* **Problem to solve**:
Copy out each line featuring the string "oraz" from the entries beneath.

Extracted records:
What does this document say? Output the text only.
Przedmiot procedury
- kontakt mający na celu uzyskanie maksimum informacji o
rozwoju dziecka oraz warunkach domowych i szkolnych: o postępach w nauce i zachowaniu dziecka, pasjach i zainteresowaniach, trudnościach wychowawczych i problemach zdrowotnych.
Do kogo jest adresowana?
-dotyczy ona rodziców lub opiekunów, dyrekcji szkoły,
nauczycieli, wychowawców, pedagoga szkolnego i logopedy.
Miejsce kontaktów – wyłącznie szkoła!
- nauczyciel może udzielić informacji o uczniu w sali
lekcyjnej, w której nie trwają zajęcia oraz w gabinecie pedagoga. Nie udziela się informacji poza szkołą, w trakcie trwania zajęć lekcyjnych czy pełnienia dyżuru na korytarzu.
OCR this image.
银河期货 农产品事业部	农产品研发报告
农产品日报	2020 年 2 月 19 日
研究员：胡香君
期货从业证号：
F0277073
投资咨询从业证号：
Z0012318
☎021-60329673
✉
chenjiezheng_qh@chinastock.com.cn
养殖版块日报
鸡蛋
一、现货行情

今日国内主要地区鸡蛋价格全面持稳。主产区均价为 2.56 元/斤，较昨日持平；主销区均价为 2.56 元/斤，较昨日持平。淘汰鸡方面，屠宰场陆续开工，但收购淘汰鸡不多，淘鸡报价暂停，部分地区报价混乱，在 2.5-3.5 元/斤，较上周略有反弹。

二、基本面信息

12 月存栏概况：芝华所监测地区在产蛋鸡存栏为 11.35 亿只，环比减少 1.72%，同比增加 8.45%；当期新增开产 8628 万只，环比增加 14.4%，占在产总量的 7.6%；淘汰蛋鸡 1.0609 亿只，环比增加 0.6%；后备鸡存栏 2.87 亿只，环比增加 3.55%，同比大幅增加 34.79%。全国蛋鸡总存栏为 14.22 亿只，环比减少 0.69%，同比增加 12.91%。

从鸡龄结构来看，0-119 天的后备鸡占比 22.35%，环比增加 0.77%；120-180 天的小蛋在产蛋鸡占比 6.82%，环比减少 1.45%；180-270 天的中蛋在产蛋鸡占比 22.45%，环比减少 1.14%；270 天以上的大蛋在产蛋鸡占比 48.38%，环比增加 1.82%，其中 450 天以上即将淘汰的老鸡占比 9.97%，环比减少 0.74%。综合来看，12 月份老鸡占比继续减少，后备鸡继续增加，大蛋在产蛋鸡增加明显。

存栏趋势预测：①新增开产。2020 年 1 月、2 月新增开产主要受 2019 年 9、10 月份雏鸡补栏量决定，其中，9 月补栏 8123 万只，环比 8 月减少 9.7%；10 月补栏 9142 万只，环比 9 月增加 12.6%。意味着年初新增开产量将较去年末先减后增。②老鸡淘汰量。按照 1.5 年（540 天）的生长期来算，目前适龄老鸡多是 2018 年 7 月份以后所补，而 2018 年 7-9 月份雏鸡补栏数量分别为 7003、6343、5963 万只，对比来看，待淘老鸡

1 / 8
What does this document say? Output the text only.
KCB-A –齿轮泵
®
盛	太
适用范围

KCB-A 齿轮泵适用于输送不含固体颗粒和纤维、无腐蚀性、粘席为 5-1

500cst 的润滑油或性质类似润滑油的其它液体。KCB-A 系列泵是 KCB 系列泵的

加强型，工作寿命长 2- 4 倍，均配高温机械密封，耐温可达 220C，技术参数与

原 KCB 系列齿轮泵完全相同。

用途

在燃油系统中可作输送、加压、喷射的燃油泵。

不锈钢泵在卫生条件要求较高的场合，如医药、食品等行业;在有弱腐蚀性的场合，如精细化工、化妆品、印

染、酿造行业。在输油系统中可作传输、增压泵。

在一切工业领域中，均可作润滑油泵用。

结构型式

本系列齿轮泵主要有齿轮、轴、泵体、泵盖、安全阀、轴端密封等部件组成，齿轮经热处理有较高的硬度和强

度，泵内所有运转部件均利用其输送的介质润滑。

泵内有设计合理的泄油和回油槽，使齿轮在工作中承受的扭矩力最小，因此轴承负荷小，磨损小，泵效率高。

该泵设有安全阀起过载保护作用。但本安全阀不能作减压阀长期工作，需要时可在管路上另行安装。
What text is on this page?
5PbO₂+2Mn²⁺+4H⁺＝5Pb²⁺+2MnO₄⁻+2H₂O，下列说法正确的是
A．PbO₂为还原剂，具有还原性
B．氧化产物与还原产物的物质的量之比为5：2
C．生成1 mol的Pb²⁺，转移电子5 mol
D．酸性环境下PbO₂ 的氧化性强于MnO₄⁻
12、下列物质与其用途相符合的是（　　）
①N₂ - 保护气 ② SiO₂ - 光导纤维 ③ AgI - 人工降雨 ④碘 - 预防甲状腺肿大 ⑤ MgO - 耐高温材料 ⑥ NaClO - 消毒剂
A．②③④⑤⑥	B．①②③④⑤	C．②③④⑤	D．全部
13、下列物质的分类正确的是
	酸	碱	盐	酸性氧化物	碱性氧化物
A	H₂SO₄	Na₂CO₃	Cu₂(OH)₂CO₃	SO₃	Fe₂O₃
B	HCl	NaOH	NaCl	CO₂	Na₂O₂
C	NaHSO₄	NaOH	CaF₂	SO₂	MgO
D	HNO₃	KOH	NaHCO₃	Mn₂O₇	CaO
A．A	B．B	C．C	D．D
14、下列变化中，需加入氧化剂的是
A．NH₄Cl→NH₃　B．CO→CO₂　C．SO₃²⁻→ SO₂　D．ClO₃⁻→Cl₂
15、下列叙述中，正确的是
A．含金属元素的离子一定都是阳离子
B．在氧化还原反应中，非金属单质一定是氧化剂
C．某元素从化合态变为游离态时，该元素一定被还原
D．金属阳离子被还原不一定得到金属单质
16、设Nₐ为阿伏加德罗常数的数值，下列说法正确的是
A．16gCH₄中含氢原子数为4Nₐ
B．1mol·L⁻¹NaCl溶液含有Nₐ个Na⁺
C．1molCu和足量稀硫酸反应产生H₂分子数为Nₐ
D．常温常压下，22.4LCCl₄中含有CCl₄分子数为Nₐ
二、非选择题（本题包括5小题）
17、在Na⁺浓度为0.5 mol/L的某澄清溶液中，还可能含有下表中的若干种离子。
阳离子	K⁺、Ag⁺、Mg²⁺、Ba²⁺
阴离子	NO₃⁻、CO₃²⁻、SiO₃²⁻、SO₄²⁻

* **Answer**:
rozwoju dziecka oraz warunkach domowych i szkolnych: o postępach w nauce i zachowaniu dziecka, pasjach i zainteresowaniach, trudnościach wychowawczych i problemach zdrowotnych.
lekcyjnej, w której nie trwają zajęcia oraz w gabinecie pedagoga. Nie udziela się informacji poza szkołą, w trakcie trwania zajęć lekcyjnych czy pełnienia dyżuru na korytarzu.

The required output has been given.